## Supplied records

Begin

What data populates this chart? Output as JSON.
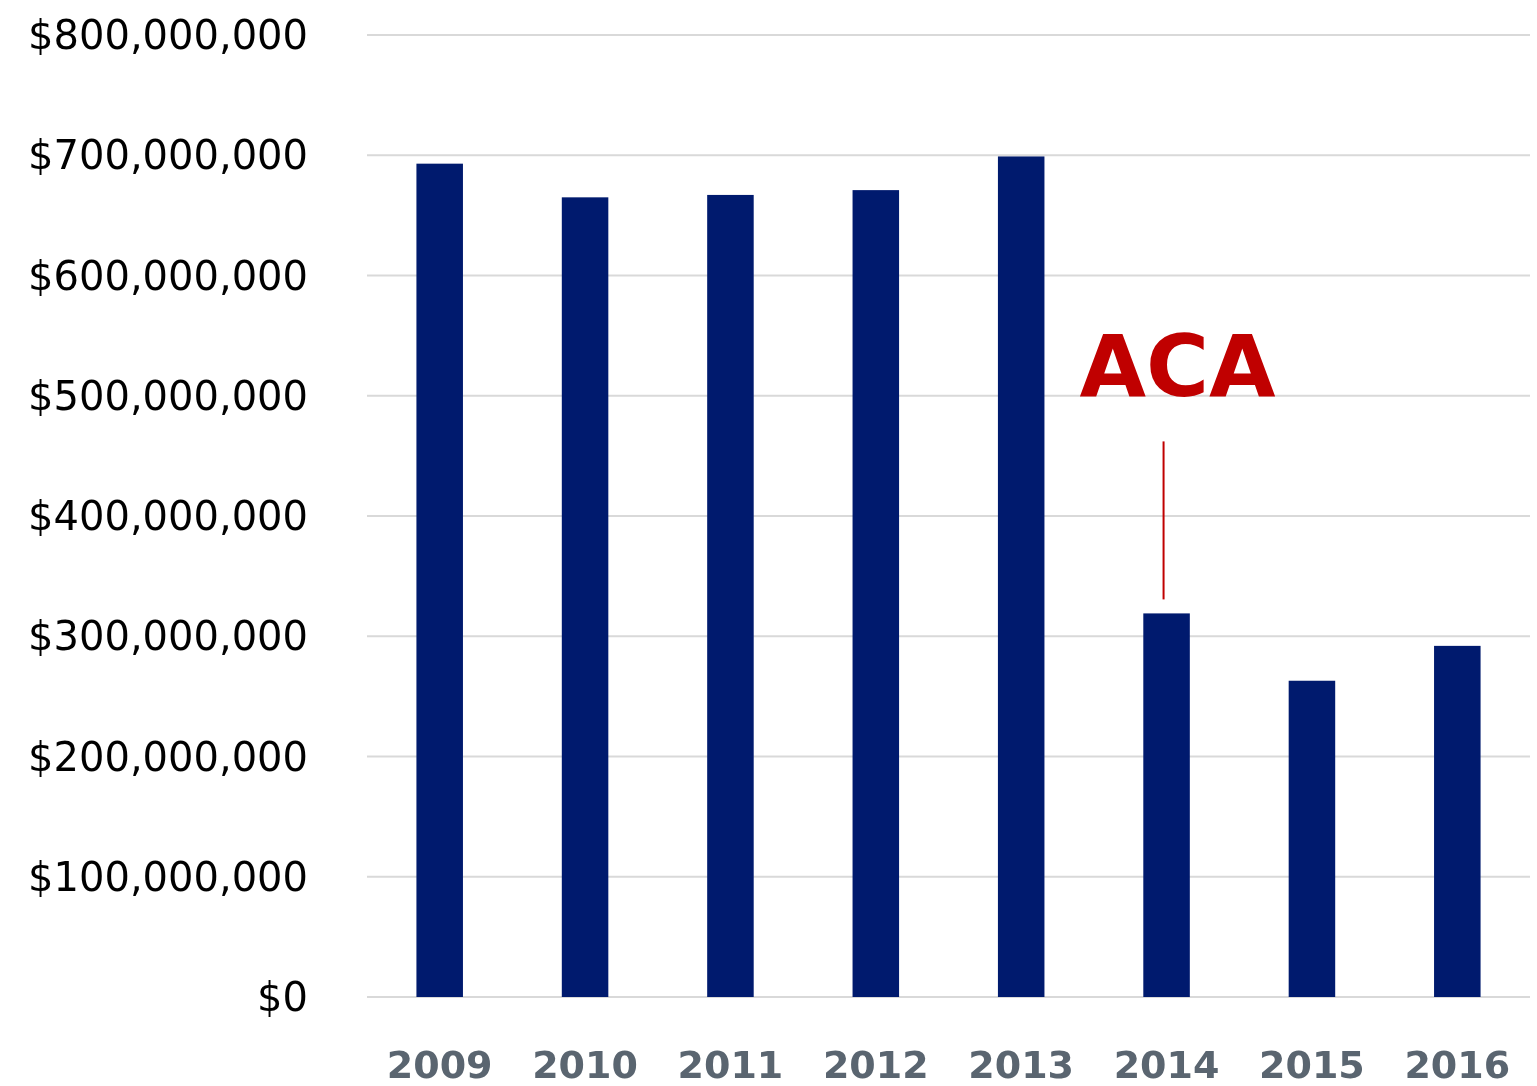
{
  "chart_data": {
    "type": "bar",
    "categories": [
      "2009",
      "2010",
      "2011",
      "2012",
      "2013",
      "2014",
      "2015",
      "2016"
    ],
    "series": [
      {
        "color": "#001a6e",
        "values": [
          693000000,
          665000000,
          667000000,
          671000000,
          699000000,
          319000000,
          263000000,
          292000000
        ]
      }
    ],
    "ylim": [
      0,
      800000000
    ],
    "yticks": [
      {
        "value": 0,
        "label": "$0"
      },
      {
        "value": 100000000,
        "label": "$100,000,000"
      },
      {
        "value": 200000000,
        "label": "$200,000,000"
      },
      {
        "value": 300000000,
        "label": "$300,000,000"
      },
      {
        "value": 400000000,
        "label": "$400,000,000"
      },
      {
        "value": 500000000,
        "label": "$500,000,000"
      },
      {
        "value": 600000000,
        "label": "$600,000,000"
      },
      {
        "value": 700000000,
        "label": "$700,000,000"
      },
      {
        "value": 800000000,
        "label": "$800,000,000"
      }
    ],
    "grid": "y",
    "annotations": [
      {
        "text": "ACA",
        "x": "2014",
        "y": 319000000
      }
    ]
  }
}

End

Your copy should match the records word for word, with the pictures removed.

## Solution to the problem
What data populates this chart? Output as JSON.
{
  "chart_data": {
    "type": "bar",
    "categories": [
      "2009",
      "2010",
      "2011",
      "2012",
      "2013",
      "2014",
      "2015",
      "2016"
    ],
    "series": [
      {
        "color": "#001a6e",
        "values": [
          693000000,
          665000000,
          667000000,
          671000000,
          699000000,
          319000000,
          263000000,
          292000000
        ]
      }
    ],
    "ylim": [
      0,
      800000000
    ],
    "yticks": [
      {
        "value": 0,
        "label": "$0"
      },
      {
        "value": 100000000,
        "label": "$100,000,000"
      },
      {
        "value": 200000000,
        "label": "$200,000,000"
      },
      {
        "value": 300000000,
        "label": "$300,000,000"
      },
      {
        "value": 400000000,
        "label": "$400,000,000"
      },
      {
        "value": 500000000,
        "label": "$500,000,000"
      },
      {
        "value": 600000000,
        "label": "$600,000,000"
      },
      {
        "value": 700000000,
        "label": "$700,000,000"
      },
      {
        "value": 800000000,
        "label": "$800,000,000"
      }
    ],
    "grid": "y",
    "annotations": [
      {
        "text": "ACA",
        "x": "2014",
        "y": 319000000
      }
    ]
  }
}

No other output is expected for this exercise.